Problem requirements: Count the lines below that contain "text". Give only the number.

— Start —

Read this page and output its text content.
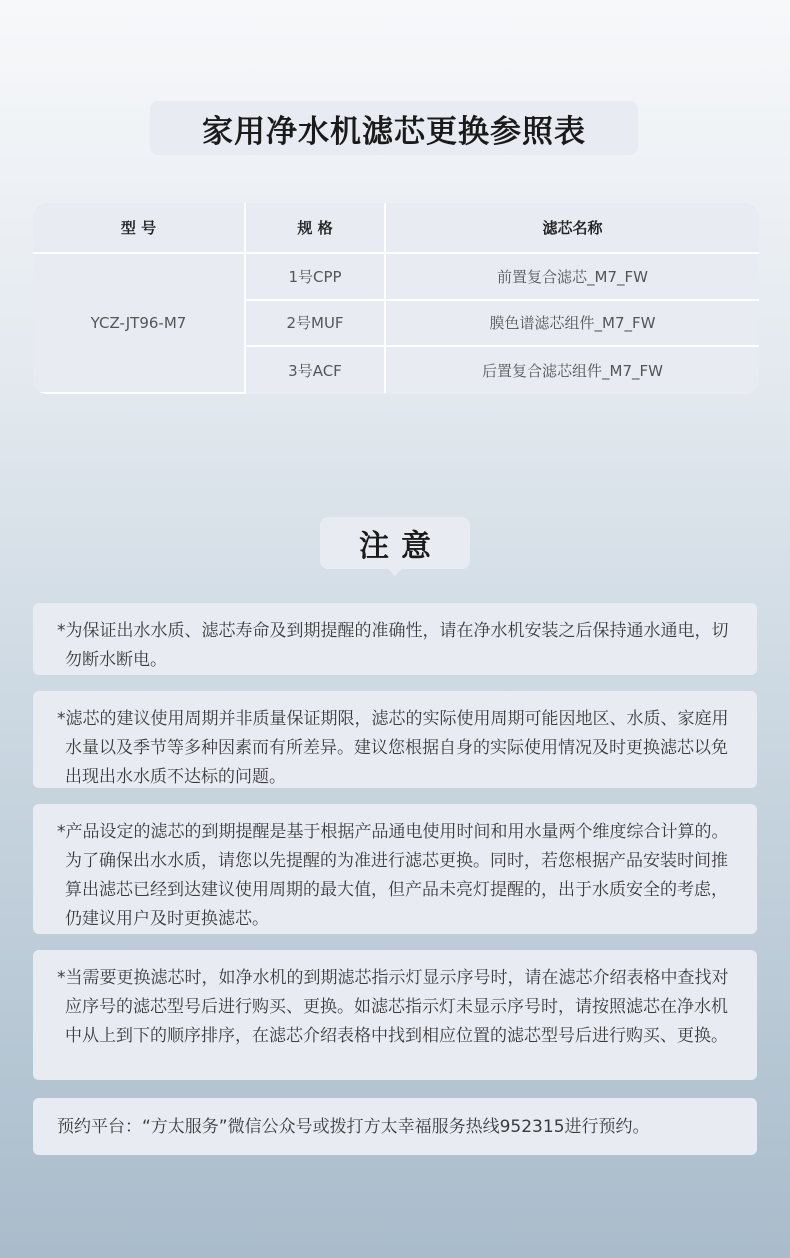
家用净水机滤芯更换参照表
型 号	规 格	滤芯名称
YCZ-JT96-M7	1号CPP	前置复合滤芯_M7_FW
	2号MUF	膜色谱滤芯组件_M7_FW
	3号ACF	后置复合滤芯组件_M7_FW
注意

*为保证出水水质、滤芯寿命及到期提醒的准确性，请在净水机安装之后保持通水通电，切勿断水断电。

*滤芯的建议使用周期并非质量保证期限，滤芯的实际使用周期可能因地区、水质、家庭用水量以及季节等多种因素而有所差异。建议您根据自身的实际使用情况及时更换滤芯以免出现出水水质不达标的问题。

*产品设定的滤芯的到期提醒是基于根据产品通电使用时间和用水量两个维度综合计算的。为了确保出水水质，请您以先提醒的为准进行滤芯更换。同时，若您根据产品安装时间推算出滤芯已经到达建议使用周期的最大值，但产品未亮灯提醒的，出于水质安全的考虑，仍建议用户及时更换滤芯。

*当需要更换滤芯时，如净水机的到期滤芯指示灯显示序号时，请在滤芯介绍表格中查找对应序号的滤芯型号后进行购买、更换。如滤芯指示灯未显示序号时，请按照滤芯在净水机中从上到下的顺序排序，在滤芯介绍表格中找到相应位置的滤芯型号后进行购买、更换。

预约平台：“方太服务”微信公众号或拨打方太幸福服务热线952315进行预约。
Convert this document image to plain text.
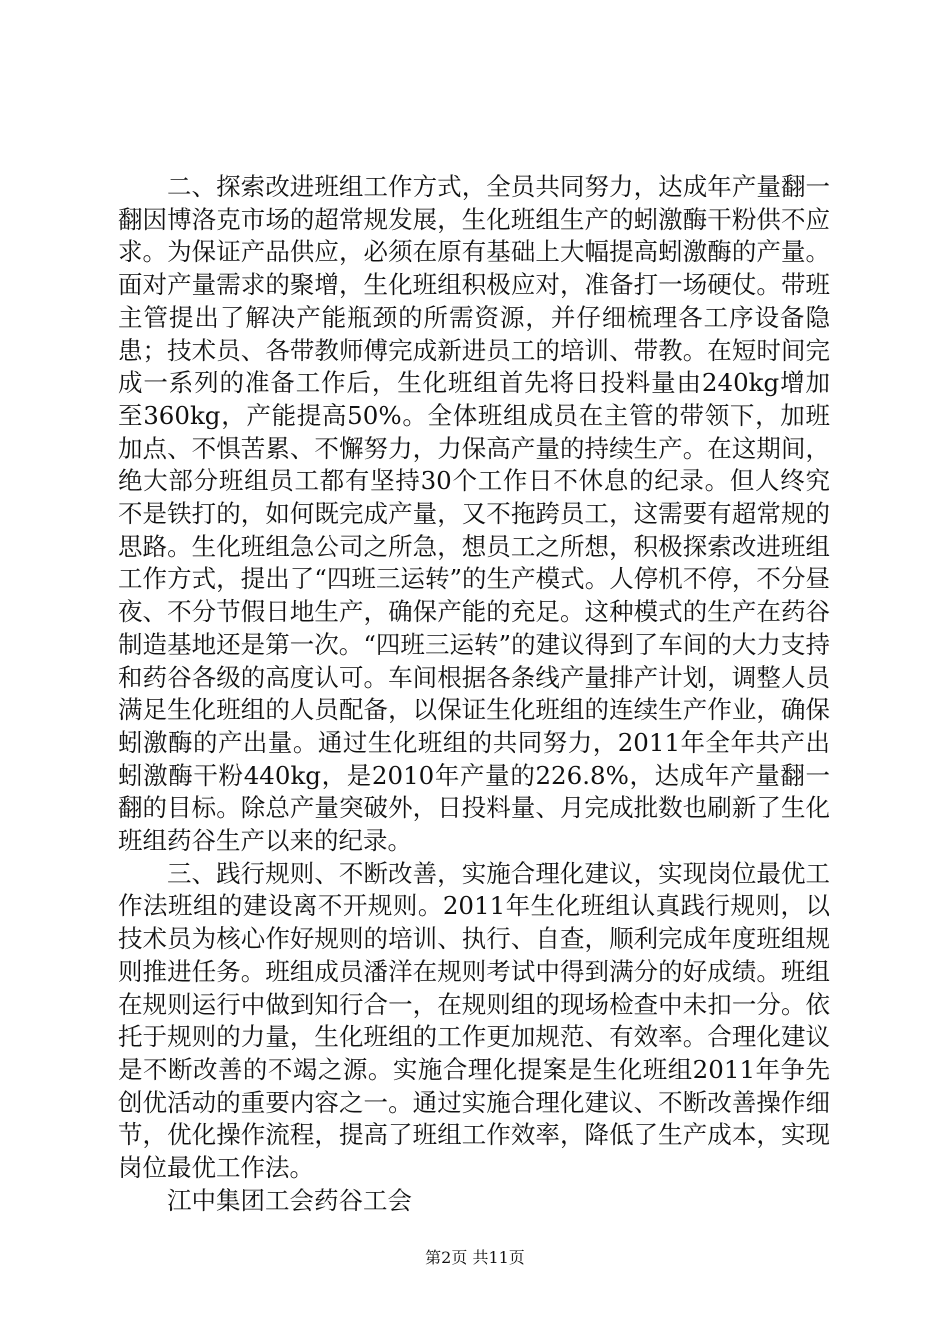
二、探索改进班组工作方式，全员共同努力，达成年产量翻一翻因博洛克市场的超常规发展，生化班组生产的蚓激酶干粉供不应求。为保证产品供应，必须在原有基础上大幅提高蚓激酶的产量。面对产量需求的聚增，生化班组积极应对，准备打一场硬仗。带班主管提出了解决产能瓶颈的所需资源，并仔细梳理各工序设备隐患；技术员、各带教师傅完成新进员工的培训、带教。在短时间完成一系列的准备工作后，生化班组首先将日投料量由240kg增加至360kg，产能提高50%。全体班组成员在主管的带领下，加班加点、不惧苦累、不懈努力，力保高产量的持续生产。在这期间，绝大部分班组员工都有坚持30个工作日不休息的纪录。但人终究不是铁打的，如何既完成产量，又不拖跨员工，这需要有超常规的思路。生化班组急公司之所急，想员工之所想，积极探索改进班组工作方式，提出了“四班三运转”的生产模式。人停机不停，不分昼夜、不分节假日地生产，确保产能的充足。这种模式的生产在药谷制造基地还是第一次。“四班三运转”的建议得到了车间的大力支持和药谷各级的高度认可。车间根据各条线产量排产计划，调整人员满足生化班组的人员配备，以保证生化班组的连续生产作业，确保蚓激酶的产出量。通过生化班组的共同努力，2011年全年共产出蚓激酶干粉440kg，是2010年产量的226.8%，达成年产量翻一翻的目标。除总产量突破外，日投料量、月完成批数也刷新了生化班组药谷生产以来的纪录。

三、践行规则、不断改善，实施合理化建议，实现岗位最优工作法班组的建设离不开规则。2011年生化班组认真践行规则，以技术员为核心作好规则的培训、执行、自查，顺利完成年度班组规则推进任务。班组成员潘洋在规则考试中得到满分的好成绩。班组在规则运行中做到知行合一，在规则组的现场检查中未扣一分。依托于规则的力量，生化班组的工作更加规范、有效率。合理化建议是不断改善的不竭之源。实施合理化提案是生化班组2011年争先创优活动的重要内容之一。通过实施合理化建议、不断改善操作细节，优化操作流程，提高了班组工作效率，降低了生产成本，实现岗位最优工作法。

江中集团工会药谷工会

第2页 共11页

— End —

Full output: 2